= Material shown =
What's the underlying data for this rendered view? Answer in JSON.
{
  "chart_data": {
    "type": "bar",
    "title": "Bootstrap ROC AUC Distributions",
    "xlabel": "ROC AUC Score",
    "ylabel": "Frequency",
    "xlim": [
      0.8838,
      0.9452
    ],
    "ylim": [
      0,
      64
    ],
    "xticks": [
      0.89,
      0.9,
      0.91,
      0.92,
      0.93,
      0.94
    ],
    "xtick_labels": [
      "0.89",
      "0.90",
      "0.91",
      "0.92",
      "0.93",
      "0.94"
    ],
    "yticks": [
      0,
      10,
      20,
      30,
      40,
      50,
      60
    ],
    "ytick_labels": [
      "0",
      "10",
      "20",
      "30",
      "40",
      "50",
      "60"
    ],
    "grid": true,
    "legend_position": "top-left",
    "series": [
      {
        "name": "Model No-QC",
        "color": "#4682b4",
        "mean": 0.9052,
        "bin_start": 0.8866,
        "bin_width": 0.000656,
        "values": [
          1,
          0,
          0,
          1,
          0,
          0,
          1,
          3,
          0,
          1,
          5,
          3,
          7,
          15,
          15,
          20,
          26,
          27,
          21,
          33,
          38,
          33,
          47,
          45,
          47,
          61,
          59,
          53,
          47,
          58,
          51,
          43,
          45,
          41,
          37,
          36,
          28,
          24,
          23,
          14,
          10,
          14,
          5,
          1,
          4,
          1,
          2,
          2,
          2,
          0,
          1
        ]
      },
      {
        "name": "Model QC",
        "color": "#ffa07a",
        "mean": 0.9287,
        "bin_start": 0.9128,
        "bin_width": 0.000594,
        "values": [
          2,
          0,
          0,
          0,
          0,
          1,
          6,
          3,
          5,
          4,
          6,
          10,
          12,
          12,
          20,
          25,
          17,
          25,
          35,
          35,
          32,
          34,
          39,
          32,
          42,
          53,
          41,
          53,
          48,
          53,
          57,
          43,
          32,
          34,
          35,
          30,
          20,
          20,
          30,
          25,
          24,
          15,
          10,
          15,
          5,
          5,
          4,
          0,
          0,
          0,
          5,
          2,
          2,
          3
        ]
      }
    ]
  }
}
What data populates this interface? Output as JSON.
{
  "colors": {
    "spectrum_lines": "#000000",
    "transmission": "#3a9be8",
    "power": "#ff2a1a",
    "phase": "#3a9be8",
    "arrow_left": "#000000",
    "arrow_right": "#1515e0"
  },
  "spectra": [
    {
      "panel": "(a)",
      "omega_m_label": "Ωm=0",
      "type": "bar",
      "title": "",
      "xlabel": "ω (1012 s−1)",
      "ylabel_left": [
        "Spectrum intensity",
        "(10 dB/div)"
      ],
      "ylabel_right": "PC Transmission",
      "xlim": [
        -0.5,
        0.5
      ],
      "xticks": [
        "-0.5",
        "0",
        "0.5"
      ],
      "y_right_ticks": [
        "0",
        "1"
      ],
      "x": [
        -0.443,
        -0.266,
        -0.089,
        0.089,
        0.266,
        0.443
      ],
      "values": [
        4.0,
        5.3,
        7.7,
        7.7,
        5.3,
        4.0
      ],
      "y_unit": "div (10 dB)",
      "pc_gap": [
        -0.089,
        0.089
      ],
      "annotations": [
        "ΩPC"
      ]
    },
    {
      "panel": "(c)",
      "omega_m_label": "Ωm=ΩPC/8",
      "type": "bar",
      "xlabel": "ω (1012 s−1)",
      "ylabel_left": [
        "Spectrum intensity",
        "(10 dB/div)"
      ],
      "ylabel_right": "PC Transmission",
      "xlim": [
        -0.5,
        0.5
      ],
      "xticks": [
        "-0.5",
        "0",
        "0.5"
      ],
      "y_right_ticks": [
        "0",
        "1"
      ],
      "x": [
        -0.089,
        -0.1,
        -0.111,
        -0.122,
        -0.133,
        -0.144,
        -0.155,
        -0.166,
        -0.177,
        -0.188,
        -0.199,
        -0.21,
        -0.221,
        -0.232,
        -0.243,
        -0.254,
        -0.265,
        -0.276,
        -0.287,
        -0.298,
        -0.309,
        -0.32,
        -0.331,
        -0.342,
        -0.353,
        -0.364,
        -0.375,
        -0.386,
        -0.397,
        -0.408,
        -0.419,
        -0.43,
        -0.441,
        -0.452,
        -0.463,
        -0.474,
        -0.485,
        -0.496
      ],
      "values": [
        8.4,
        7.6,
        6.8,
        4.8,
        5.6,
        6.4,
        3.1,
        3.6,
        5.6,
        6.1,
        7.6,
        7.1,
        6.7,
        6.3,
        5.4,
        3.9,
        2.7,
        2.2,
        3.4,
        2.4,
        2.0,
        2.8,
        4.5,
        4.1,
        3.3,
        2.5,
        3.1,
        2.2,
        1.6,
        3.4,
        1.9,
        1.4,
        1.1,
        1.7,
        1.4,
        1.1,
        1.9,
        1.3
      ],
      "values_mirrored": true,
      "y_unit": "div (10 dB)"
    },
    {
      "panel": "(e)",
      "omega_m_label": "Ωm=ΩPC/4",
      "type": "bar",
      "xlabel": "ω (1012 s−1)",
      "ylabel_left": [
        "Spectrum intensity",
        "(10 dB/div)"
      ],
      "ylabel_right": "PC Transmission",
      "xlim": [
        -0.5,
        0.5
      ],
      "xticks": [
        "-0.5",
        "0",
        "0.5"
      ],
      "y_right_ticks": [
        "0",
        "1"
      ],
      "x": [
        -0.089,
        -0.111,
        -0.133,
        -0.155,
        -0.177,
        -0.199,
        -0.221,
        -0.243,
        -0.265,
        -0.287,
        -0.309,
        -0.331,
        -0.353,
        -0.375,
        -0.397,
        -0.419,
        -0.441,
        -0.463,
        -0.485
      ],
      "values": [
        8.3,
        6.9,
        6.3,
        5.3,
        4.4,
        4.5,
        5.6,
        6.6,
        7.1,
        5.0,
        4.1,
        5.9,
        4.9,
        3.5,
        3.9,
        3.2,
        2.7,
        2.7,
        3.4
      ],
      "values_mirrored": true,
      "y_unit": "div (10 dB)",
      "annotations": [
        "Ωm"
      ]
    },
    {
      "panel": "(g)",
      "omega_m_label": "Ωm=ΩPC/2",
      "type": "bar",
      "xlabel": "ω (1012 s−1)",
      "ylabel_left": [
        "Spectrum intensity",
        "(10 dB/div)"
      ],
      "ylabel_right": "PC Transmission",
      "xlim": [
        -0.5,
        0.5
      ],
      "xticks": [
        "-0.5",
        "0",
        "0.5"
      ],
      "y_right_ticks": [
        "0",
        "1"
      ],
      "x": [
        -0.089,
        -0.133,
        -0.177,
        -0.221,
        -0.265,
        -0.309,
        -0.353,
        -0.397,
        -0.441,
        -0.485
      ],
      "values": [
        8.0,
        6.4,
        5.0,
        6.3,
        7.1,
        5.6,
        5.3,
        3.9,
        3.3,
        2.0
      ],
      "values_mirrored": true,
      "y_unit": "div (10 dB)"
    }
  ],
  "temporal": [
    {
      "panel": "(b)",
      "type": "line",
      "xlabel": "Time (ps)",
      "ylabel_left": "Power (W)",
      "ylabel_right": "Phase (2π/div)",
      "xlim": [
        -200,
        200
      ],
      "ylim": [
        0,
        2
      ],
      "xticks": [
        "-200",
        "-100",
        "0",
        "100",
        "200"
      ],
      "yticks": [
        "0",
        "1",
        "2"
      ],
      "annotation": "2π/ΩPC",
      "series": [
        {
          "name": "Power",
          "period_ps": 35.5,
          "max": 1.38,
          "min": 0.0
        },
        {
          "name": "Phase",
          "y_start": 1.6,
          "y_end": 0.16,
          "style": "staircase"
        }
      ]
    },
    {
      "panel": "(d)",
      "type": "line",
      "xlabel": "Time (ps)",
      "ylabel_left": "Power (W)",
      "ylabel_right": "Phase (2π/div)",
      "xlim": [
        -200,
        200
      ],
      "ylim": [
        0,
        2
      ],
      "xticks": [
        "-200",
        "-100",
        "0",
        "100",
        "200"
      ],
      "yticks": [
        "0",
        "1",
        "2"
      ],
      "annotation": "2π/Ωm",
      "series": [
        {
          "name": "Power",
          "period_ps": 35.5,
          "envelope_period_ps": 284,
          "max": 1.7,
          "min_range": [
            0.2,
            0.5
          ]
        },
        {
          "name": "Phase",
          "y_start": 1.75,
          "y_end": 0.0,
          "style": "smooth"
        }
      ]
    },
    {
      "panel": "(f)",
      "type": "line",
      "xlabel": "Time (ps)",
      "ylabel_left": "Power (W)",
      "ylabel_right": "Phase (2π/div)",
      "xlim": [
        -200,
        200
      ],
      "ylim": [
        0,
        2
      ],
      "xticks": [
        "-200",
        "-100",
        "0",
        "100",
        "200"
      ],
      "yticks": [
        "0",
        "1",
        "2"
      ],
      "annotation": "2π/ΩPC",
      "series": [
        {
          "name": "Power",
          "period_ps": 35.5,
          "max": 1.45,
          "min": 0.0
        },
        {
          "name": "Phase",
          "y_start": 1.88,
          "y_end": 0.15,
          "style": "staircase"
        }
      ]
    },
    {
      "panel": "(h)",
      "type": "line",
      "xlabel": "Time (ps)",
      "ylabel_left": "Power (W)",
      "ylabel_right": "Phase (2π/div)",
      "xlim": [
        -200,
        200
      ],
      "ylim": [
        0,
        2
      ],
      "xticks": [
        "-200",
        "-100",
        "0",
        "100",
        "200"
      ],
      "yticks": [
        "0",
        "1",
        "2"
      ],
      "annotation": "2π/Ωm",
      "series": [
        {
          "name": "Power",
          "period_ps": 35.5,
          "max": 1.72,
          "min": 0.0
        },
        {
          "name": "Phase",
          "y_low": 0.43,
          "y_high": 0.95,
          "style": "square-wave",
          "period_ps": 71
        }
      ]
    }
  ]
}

= Goal =
Using the material above, gather every line that includes "What".

= Worked answer =
What's the underlying data for this rendered view? Answer in JSON.
What data populates this interface? Output as JSON.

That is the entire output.